WHAT THE TASK REQUIRES:
Write out every record below exactly as it appears.

Data extracted from a collection:
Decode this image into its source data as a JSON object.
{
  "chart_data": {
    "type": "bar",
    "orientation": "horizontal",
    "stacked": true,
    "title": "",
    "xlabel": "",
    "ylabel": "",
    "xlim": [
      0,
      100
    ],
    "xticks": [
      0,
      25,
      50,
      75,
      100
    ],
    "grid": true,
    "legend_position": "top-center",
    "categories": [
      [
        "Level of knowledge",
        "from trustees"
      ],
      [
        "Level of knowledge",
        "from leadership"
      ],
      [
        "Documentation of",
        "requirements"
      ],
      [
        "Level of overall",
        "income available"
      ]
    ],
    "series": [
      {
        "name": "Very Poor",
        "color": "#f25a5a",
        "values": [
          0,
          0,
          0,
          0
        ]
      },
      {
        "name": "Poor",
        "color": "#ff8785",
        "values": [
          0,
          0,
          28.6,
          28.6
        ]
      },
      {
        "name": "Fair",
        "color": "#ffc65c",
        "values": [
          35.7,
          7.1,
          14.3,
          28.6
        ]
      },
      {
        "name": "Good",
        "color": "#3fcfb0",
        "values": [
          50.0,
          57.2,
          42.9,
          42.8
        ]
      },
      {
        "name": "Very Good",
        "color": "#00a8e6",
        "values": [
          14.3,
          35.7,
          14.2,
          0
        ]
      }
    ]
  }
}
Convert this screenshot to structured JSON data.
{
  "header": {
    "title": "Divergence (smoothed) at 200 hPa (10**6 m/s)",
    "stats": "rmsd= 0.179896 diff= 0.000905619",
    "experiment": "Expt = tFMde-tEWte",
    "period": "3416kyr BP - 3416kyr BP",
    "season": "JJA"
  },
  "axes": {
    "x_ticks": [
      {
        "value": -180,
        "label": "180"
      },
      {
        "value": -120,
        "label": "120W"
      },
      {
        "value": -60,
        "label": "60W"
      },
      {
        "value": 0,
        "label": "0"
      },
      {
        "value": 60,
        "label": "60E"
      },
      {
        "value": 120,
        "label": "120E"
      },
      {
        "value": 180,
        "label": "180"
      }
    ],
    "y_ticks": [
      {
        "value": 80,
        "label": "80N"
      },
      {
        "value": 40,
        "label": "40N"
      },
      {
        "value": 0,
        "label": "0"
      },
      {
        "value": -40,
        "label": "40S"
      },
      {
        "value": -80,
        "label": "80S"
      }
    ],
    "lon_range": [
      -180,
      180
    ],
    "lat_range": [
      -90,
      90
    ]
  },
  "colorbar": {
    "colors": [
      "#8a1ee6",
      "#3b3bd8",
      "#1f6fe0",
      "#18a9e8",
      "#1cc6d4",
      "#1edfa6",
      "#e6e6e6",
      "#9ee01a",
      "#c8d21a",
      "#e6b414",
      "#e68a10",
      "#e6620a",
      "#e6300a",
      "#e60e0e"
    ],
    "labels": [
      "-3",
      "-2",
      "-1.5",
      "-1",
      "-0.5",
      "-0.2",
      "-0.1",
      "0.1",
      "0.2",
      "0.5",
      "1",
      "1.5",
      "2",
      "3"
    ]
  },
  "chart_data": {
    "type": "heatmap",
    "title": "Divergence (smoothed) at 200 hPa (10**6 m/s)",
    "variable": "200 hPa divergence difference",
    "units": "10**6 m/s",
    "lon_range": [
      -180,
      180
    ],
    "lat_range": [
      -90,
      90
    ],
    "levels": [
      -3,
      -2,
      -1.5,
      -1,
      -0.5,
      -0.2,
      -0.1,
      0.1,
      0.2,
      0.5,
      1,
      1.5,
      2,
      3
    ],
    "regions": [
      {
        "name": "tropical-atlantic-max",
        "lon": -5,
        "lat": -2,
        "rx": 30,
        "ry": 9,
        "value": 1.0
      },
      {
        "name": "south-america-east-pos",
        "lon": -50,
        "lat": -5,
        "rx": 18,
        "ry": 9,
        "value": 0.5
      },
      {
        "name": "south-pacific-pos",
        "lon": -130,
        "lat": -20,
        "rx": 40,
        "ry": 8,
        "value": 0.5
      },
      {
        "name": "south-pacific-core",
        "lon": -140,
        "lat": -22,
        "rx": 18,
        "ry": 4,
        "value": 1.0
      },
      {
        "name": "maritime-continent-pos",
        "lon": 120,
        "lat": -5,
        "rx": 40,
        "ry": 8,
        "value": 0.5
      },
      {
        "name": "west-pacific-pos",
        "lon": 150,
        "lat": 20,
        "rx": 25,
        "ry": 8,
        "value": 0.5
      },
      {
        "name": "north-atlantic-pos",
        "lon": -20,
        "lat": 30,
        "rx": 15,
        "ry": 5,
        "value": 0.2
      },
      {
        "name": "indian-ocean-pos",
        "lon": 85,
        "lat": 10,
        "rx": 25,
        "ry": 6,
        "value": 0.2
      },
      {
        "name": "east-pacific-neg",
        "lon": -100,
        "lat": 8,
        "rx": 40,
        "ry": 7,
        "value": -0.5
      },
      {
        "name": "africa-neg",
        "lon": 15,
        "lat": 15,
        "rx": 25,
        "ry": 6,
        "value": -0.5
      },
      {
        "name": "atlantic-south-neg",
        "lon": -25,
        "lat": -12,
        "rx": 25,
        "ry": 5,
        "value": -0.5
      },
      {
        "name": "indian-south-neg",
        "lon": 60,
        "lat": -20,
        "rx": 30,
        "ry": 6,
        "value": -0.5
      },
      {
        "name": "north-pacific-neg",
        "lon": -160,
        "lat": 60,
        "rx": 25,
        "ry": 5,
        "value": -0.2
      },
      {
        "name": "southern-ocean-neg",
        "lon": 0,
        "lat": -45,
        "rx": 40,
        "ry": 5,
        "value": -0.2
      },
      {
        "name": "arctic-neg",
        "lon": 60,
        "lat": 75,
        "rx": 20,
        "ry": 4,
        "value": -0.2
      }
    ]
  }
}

FINISHED EXERCISE:
Decode this image into its source data as a JSON object.
{
  "chart_data": {
    "type": "bar",
    "orientation": "horizontal",
    "stacked": true,
    "title": "",
    "xlabel": "",
    "ylabel": "",
    "xlim": [
      0,
      100
    ],
    "xticks": [
      0,
      25,
      50,
      75,
      100
    ],
    "grid": true,
    "legend_position": "top-center",
    "categories": [
      [
        "Level of knowledge",
        "from trustees"
      ],
      [
        "Level of knowledge",
        "from leadership"
      ],
      [
        "Documentation of",
        "requirements"
      ],
      [
        "Level of overall",
        "income available"
      ]
    ],
    "series": [
      {
        "name": "Very Poor",
        "color": "#f25a5a",
        "values": [
          0,
          0,
          0,
          0
        ]
      },
      {
        "name": "Poor",
        "color": "#ff8785",
        "values": [
          0,
          0,
          28.6,
          28.6
        ]
      },
      {
        "name": "Fair",
        "color": "#ffc65c",
        "values": [
          35.7,
          7.1,
          14.3,
          28.6
        ]
      },
      {
        "name": "Good",
        "color": "#3fcfb0",
        "values": [
          50.0,
          57.2,
          42.9,
          42.8
        ]
      },
      {
        "name": "Very Good",
        "color": "#00a8e6",
        "values": [
          14.3,
          35.7,
          14.2,
          0
        ]
      }
    ]
  }
}
Convert this screenshot to structured JSON data.
{
  "header": {
    "title": "Divergence (smoothed) at 200 hPa (10**6 m/s)",
    "stats": "rmsd= 0.179896 diff= 0.000905619",
    "experiment": "Expt = tFMde-tEWte",
    "period": "3416kyr BP - 3416kyr BP",
    "season": "JJA"
  },
  "axes": {
    "x_ticks": [
      {
        "value": -180,
        "label": "180"
      },
      {
        "value": -120,
        "label": "120W"
      },
      {
        "value": -60,
        "label": "60W"
      },
      {
        "value": 0,
        "label": "0"
      },
      {
        "value": 60,
        "label": "60E"
      },
      {
        "value": 120,
        "label": "120E"
      },
      {
        "value": 180,
        "label": "180"
      }
    ],
    "y_ticks": [
      {
        "value": 80,
        "label": "80N"
      },
      {
        "value": 40,
        "label": "40N"
      },
      {
        "value": 0,
        "label": "0"
      },
      {
        "value": -40,
        "label": "40S"
      },
      {
        "value": -80,
        "label": "80S"
      }
    ],
    "lon_range": [
      -180,
      180
    ],
    "lat_range": [
      -90,
      90
    ]
  },
  "colorbar": {
    "colors": [
      "#8a1ee6",
      "#3b3bd8",
      "#1f6fe0",
      "#18a9e8",
      "#1cc6d4",
      "#1edfa6",
      "#e6e6e6",
      "#9ee01a",
      "#c8d21a",
      "#e6b414",
      "#e68a10",
      "#e6620a",
      "#e6300a",
      "#e60e0e"
    ],
    "labels": [
      "-3",
      "-2",
      "-1.5",
      "-1",
      "-0.5",
      "-0.2",
      "-0.1",
      "0.1",
      "0.2",
      "0.5",
      "1",
      "1.5",
      "2",
      "3"
    ]
  },
  "chart_data": {
    "type": "heatmap",
    "title": "Divergence (smoothed) at 200 hPa (10**6 m/s)",
    "variable": "200 hPa divergence difference",
    "units": "10**6 m/s",
    "lon_range": [
      -180,
      180
    ],
    "lat_range": [
      -90,
      90
    ],
    "levels": [
      -3,
      -2,
      -1.5,
      -1,
      -0.5,
      -0.2,
      -0.1,
      0.1,
      0.2,
      0.5,
      1,
      1.5,
      2,
      3
    ],
    "regions": [
      {
        "name": "tropical-atlantic-max",
        "lon": -5,
        "lat": -2,
        "rx": 30,
        "ry": 9,
        "value": 1.0
      },
      {
        "name": "south-america-east-pos",
        "lon": -50,
        "lat": -5,
        "rx": 18,
        "ry": 9,
        "value": 0.5
      },
      {
        "name": "south-pacific-pos",
        "lon": -130,
        "lat": -20,
        "rx": 40,
        "ry": 8,
        "value": 0.5
      },
      {
        "name": "south-pacific-core",
        "lon": -140,
        "lat": -22,
        "rx": 18,
        "ry": 4,
        "value": 1.0
      },
      {
        "name": "maritime-continent-pos",
        "lon": 120,
        "lat": -5,
        "rx": 40,
        "ry": 8,
        "value": 0.5
      },
      {
        "name": "west-pacific-pos",
        "lon": 150,
        "lat": 20,
        "rx": 25,
        "ry": 8,
        "value": 0.5
      },
      {
        "name": "north-atlantic-pos",
        "lon": -20,
        "lat": 30,
        "rx": 15,
        "ry": 5,
        "value": 0.2
      },
      {
        "name": "indian-ocean-pos",
        "lon": 85,
        "lat": 10,
        "rx": 25,
        "ry": 6,
        "value": 0.2
      },
      {
        "name": "east-pacific-neg",
        "lon": -100,
        "lat": 8,
        "rx": 40,
        "ry": 7,
        "value": -0.5
      },
      {
        "name": "africa-neg",
        "lon": 15,
        "lat": 15,
        "rx": 25,
        "ry": 6,
        "value": -0.5
      },
      {
        "name": "atlantic-south-neg",
        "lon": -25,
        "lat": -12,
        "rx": 25,
        "ry": 5,
        "value": -0.5
      },
      {
        "name": "indian-south-neg",
        "lon": 60,
        "lat": -20,
        "rx": 30,
        "ry": 6,
        "value": -0.5
      },
      {
        "name": "north-pacific-neg",
        "lon": -160,
        "lat": 60,
        "rx": 25,
        "ry": 5,
        "value": -0.2
      },
      {
        "name": "southern-ocean-neg",
        "lon": 0,
        "lat": -45,
        "rx": 40,
        "ry": 5,
        "value": -0.2
      },
      {
        "name": "arctic-neg",
        "lon": 60,
        "lat": 75,
        "rx": 20,
        "ry": 4,
        "value": -0.2
      }
    ]
  }
}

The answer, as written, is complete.